*What is needed*:
Pull every line containing the word "Spot" from the records.

*Input data*:
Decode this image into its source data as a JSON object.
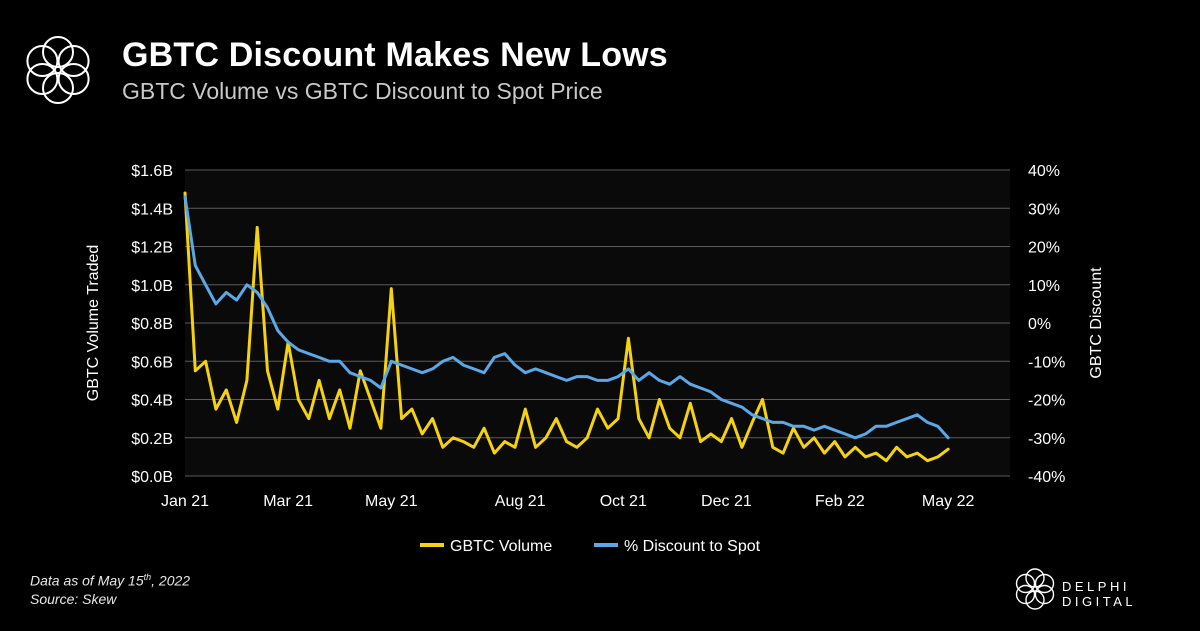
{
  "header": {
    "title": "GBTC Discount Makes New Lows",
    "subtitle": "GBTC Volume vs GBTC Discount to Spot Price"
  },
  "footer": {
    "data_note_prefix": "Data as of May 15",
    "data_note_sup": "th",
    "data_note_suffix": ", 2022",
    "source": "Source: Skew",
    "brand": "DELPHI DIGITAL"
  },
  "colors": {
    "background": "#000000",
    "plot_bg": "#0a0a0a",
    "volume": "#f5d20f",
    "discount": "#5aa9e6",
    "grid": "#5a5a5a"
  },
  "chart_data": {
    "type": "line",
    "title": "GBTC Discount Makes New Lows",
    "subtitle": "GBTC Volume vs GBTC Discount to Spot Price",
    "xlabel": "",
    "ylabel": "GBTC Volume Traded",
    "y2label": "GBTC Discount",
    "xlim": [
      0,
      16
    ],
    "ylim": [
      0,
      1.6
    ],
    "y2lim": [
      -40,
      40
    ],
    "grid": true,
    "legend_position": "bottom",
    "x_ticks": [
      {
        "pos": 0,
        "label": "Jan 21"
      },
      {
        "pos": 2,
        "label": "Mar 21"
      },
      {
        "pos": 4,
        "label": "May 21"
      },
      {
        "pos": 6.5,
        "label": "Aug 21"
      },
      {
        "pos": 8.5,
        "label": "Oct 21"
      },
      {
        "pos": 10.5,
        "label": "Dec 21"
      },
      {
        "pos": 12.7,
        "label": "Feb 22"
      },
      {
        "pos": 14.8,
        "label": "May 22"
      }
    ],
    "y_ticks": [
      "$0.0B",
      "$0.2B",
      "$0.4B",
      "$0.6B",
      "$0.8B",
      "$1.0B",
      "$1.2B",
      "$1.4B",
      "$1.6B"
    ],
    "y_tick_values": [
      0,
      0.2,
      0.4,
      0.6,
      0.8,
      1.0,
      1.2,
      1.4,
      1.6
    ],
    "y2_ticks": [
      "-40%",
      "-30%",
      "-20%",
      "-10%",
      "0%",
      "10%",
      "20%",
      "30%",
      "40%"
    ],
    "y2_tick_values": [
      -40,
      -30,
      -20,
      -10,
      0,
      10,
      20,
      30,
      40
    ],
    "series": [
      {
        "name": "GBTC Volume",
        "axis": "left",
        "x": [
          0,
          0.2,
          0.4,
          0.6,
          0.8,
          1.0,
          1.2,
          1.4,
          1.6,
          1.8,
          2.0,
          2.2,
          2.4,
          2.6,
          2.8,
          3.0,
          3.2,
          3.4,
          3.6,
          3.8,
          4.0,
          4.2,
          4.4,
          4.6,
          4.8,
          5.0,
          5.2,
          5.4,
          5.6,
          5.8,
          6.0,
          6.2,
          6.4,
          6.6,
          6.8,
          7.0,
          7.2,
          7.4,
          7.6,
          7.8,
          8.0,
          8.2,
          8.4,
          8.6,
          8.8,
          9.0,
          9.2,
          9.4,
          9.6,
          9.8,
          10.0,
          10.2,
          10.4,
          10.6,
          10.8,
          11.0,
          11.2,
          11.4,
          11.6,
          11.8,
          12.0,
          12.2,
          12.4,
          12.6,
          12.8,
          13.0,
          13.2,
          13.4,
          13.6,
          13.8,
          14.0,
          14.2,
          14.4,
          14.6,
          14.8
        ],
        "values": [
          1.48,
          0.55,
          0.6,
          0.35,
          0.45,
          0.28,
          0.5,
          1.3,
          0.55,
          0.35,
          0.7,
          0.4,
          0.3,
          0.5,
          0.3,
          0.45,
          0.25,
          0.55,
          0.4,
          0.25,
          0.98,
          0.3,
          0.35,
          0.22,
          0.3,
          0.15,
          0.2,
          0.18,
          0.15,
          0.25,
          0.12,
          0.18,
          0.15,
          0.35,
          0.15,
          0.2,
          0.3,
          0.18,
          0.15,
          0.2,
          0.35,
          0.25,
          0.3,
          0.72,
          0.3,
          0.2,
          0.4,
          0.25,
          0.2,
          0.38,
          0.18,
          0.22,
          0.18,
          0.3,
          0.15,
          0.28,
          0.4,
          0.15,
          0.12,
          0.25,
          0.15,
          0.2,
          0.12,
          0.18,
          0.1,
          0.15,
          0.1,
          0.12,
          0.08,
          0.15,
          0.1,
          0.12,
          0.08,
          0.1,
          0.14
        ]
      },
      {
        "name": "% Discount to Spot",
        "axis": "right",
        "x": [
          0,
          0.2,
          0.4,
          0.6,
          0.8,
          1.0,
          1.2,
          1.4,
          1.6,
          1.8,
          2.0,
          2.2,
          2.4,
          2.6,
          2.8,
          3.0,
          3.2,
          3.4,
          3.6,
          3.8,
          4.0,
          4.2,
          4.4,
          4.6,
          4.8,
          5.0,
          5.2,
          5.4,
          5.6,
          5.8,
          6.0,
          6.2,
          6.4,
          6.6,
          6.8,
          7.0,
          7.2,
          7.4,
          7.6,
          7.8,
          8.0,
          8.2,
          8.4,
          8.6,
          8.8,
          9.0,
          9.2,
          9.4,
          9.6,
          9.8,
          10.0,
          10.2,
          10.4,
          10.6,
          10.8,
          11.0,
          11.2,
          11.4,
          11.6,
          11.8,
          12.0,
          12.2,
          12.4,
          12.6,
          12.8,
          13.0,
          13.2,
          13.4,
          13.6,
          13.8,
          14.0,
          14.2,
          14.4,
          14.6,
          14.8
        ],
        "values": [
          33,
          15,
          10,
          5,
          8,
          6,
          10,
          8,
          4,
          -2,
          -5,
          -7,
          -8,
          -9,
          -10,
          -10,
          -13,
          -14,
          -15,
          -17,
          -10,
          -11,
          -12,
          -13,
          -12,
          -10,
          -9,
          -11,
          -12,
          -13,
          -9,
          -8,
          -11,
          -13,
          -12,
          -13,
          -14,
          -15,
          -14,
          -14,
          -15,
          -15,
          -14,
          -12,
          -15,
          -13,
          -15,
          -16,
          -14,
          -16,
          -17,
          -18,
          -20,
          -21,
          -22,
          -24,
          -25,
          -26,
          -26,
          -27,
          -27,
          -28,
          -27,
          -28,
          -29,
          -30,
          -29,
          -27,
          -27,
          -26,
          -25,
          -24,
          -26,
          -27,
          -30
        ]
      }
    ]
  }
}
---
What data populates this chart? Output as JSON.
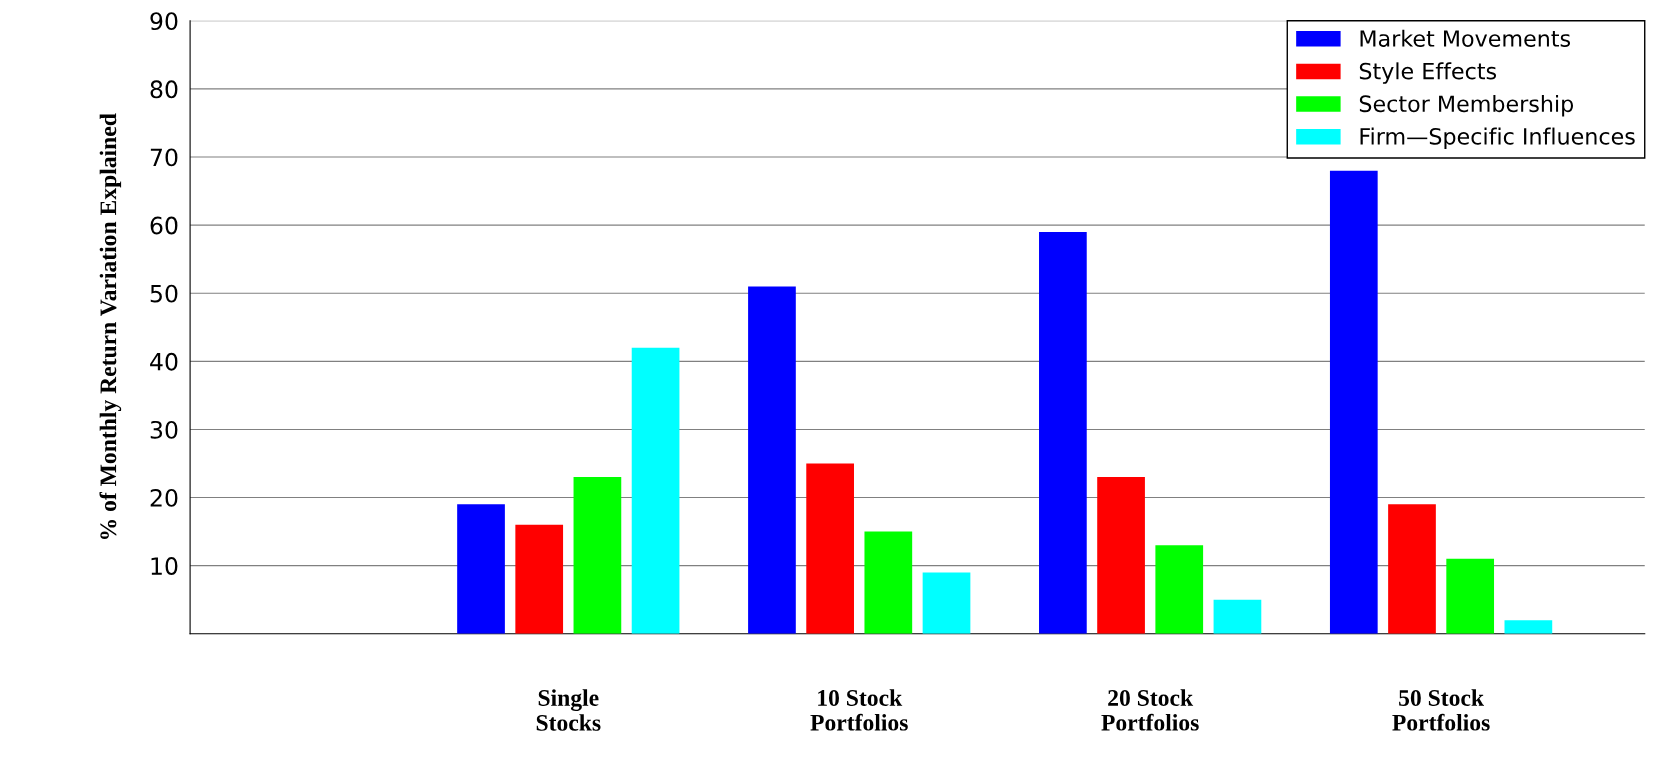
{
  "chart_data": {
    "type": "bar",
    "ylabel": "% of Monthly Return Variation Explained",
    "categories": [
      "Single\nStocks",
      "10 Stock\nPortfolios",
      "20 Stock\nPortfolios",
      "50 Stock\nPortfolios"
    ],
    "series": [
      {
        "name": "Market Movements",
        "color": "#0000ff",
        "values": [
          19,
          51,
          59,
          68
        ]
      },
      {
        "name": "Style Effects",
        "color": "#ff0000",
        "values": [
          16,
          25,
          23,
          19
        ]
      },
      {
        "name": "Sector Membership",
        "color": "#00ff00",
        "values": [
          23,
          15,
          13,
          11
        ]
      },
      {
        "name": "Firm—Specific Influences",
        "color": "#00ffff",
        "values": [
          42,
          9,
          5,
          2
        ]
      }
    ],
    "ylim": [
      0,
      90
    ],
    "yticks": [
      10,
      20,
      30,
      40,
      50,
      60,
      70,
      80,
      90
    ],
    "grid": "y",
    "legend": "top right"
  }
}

*Written response*:
    "subtitle": "GBTC Volume vs GBTC Discount to Spot Price"
    "subtitle": "GBTC Volume vs GBTC Discount to Spot Price",
        "name": "% Discount to Spot",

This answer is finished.